Begin Task inputs

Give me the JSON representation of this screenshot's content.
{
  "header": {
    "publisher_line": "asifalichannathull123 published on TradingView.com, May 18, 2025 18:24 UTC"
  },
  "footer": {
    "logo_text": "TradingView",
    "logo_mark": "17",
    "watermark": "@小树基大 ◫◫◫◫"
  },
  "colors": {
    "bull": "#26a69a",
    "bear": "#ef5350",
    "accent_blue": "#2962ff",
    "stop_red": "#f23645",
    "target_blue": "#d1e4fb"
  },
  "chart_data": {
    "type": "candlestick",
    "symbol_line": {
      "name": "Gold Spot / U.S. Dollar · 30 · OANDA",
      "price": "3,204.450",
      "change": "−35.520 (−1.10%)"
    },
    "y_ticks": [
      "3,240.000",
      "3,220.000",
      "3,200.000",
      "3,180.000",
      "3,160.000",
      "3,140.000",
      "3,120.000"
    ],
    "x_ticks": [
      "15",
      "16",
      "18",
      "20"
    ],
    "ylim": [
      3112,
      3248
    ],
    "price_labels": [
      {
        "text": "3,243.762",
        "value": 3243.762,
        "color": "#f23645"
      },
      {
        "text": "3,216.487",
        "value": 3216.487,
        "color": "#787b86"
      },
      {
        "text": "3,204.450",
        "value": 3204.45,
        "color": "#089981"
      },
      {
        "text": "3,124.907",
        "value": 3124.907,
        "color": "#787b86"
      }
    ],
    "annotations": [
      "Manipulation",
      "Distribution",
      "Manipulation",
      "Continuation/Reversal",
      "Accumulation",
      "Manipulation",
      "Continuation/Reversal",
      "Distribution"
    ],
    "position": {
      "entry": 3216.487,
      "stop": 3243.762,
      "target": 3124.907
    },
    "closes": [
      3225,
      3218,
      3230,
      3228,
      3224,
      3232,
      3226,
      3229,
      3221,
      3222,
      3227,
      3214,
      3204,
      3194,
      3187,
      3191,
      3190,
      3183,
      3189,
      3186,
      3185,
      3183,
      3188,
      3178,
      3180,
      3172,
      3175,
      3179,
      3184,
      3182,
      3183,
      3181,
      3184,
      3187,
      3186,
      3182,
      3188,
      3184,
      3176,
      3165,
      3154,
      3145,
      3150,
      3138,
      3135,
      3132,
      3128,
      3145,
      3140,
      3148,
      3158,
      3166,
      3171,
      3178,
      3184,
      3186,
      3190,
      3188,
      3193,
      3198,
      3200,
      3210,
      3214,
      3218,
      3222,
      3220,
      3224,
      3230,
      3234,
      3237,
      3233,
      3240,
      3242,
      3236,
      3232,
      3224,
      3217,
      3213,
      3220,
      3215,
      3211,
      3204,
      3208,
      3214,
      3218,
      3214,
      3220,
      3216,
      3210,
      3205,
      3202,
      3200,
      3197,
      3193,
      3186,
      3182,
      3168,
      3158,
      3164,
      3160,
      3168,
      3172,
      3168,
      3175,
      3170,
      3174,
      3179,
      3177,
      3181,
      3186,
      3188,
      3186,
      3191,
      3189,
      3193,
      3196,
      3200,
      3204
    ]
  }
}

End Task inputs

* **Description of the task**
Produce an exact copy of the whole listing.

* **Response to the task**
Give me the JSON representation of this screenshot's content.
{
  "header": {
    "publisher_line": "asifalichannathull123 published on TradingView.com, May 18, 2025 18:24 UTC"
  },
  "footer": {
    "logo_text": "TradingView",
    "logo_mark": "17",
    "watermark": "@小树基大 ◫◫◫◫"
  },
  "colors": {
    "bull": "#26a69a",
    "bear": "#ef5350",
    "accent_blue": "#2962ff",
    "stop_red": "#f23645",
    "target_blue": "#d1e4fb"
  },
  "chart_data": {
    "type": "candlestick",
    "symbol_line": {
      "name": "Gold Spot / U.S. Dollar · 30 · OANDA",
      "price": "3,204.450",
      "change": "−35.520 (−1.10%)"
    },
    "y_ticks": [
      "3,240.000",
      "3,220.000",
      "3,200.000",
      "3,180.000",
      "3,160.000",
      "3,140.000",
      "3,120.000"
    ],
    "x_ticks": [
      "15",
      "16",
      "18",
      "20"
    ],
    "ylim": [
      3112,
      3248
    ],
    "price_labels": [
      {
        "text": "3,243.762",
        "value": 3243.762,
        "color": "#f23645"
      },
      {
        "text": "3,216.487",
        "value": 3216.487,
        "color": "#787b86"
      },
      {
        "text": "3,204.450",
        "value": 3204.45,
        "color": "#089981"
      },
      {
        "text": "3,124.907",
        "value": 3124.907,
        "color": "#787b86"
      }
    ],
    "annotations": [
      "Manipulation",
      "Distribution",
      "Manipulation",
      "Continuation/Reversal",
      "Accumulation",
      "Manipulation",
      "Continuation/Reversal",
      "Distribution"
    ],
    "position": {
      "entry": 3216.487,
      "stop": 3243.762,
      "target": 3124.907
    },
    "closes": [
      3225,
      3218,
      3230,
      3228,
      3224,
      3232,
      3226,
      3229,
      3221,
      3222,
      3227,
      3214,
      3204,
      3194,
      3187,
      3191,
      3190,
      3183,
      3189,
      3186,
      3185,
      3183,
      3188,
      3178,
      3180,
      3172,
      3175,
      3179,
      3184,
      3182,
      3183,
      3181,
      3184,
      3187,
      3186,
      3182,
      3188,
      3184,
      3176,
      3165,
      3154,
      3145,
      3150,
      3138,
      3135,
      3132,
      3128,
      3145,
      3140,
      3148,
      3158,
      3166,
      3171,
      3178,
      3184,
      3186,
      3190,
      3188,
      3193,
      3198,
      3200,
      3210,
      3214,
      3218,
      3222,
      3220,
      3224,
      3230,
      3234,
      3237,
      3233,
      3240,
      3242,
      3236,
      3232,
      3224,
      3217,
      3213,
      3220,
      3215,
      3211,
      3204,
      3208,
      3214,
      3218,
      3214,
      3220,
      3216,
      3210,
      3205,
      3202,
      3200,
      3197,
      3193,
      3186,
      3182,
      3168,
      3158,
      3164,
      3160,
      3168,
      3172,
      3168,
      3175,
      3170,
      3174,
      3179,
      3177,
      3181,
      3186,
      3188,
      3186,
      3191,
      3189,
      3193,
      3196,
      3200,
      3204
    ]
  }
}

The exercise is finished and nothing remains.